──────── PASSAGE SHOWN
19. A computer-implemented method for controlling a wafer production process in real-time using a trained machine learning, ML, model, the method comprising: receiving sensor data from a plurality of sensors monitoring the wafer production process in real-time; inputting the sensor data from the plurality of sensors into a neural network of the trained ML model; generating, using the trained ML model, a latent representation of a state of a plasma used in the wafer production process; and adjusting in real-time, using the generated latent representation, at least one control parameter of a plasma reactor used in the wafer production process.

20. The method as claimed in claim 19, wherein receiving sensor data comprises receiving: at least one image of the plasma used in the wafer production process, and at least one optical emission spectrograph of the plasma.

21. The method as claimed in claim 19, wherein receiving sensor data comprises receiving at least one of: RF power applied to the plasma reactor, temperature of chamber furniture inside the plasma reactor, pressure inside the plasma reactor, gas flow rate into the plasma reactor, plasma impedance, and plasma electron density.

22. The method as claimed in claim 19 wherein generating a latent representation of a state of a plasma used in the wafer production process comprises: combining, using the neural network, the sensor data to generate a latent representation in real-time of the state of the plasma.

23. The method as claimed in claim 19 wherein the neural network comprises an autoencoder.

24. The method as claimed in claim 19 further comprising: comparing the generated latent representation of the state of the plasma with a desired latent representation of an ideal state of the plasma; and identifying any difference between the generated and desired latent representations.

25. The method as claimed in claim 24 wherein adjusting at least one control parameter of a plasma reactor used in the wafer production process comprises: determining at least one parameter of the wafer production process to adjust to minimize any identified difference between the generated latent representation and the desired latent representation; and adjusting the determined at least one parameter.

26. The method as claimed in claim 24 further comprising: outputting an alert to an operator of the plasma reactor when the identified difference between the generated and latent representations exceeds a threshold value or cannot be minimized by adjusting at least one parameter.

27. The method as claimed in claim 22, wherein combining the sensor data comprises combining sensor data having different spatial and/or temporal dimensionality.

28. A computer-implemented method for training a machine learning, ML, model for controlling a wafer production process in real-time, the method comprising: receiving training data comprising sensor data from a plurality of sensors monitoring a wafer production process; inputting the training data into a neural network of the ML model; and training the neural network of the ML model to generate a latent representation of a state of a plasma in a plasma reactor used in the wafer production process.
────────────────
──────── DATA LINES
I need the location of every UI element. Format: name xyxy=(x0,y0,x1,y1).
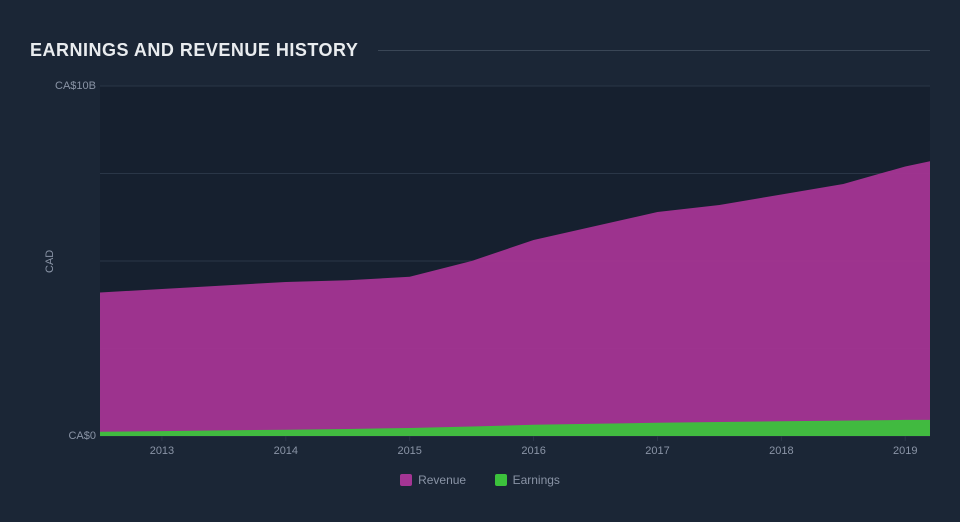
────────────────
■ EXERCISE SET:
1. In the patent claims, swap "plasma reactor" for "process chamber" in the part starting at "21. The method" and ending at "plasma electron density.".
2. List every kind of sensor data named in claim 21 of the patent claims.
3. Please take the patent claims further from where they stop.

■ WRITTEN ANSWERS:
1.
21. The method as claimed in claim 19, wherein receiving sensor data comprises receiving at least one of: RF power applied to the process chamber, temperature of chamber furniture inside the process chamber, pressure inside the process chamber, gas flow rate into the process chamber, plasma impedance, and plasma electron density.

2.
- RF power applied to the plasma reactor
- temperature of chamber furniture inside the plasma reactor
- pressure inside the plasma reactor
- gas flow rate into the plasma reactor
- plasma impedance
- plasma electron density

3.
29. The method as claimed in claim 28 wherein receiving training data comprises receiving a plurality of sets of data items, wherein each set of data items comprises an image of the plasma and an optical emission spectrograph of the plasma, and wherein for each set of data items the data items are collected at the same point in time.

30. The method as claimed in claim 29 wherein each set of data items further comprises at least one of: RF power applied to the plasma reactor, temperature inside the plasma reactor, pressure inside the plasma reactor, gas flow rate into the plasma reactor, plasma impedance, and plasma electron density.

31. The method as claimed in claim 29 wherein training the neural network comprises training an encoder of the neural network to: combine each set of data items to generate a latent representation of the state of the plasma at a particular point in time.

32. The method as claimed in claim 31 wherein training the neural network further comprises training a decoder of the neural network to: reconstruct, from the generated latent representation, a set of data items corresponding to the generated latent representation; and minimize, using backpropagation, a difference between the set of data items and the reconstructed set of data items.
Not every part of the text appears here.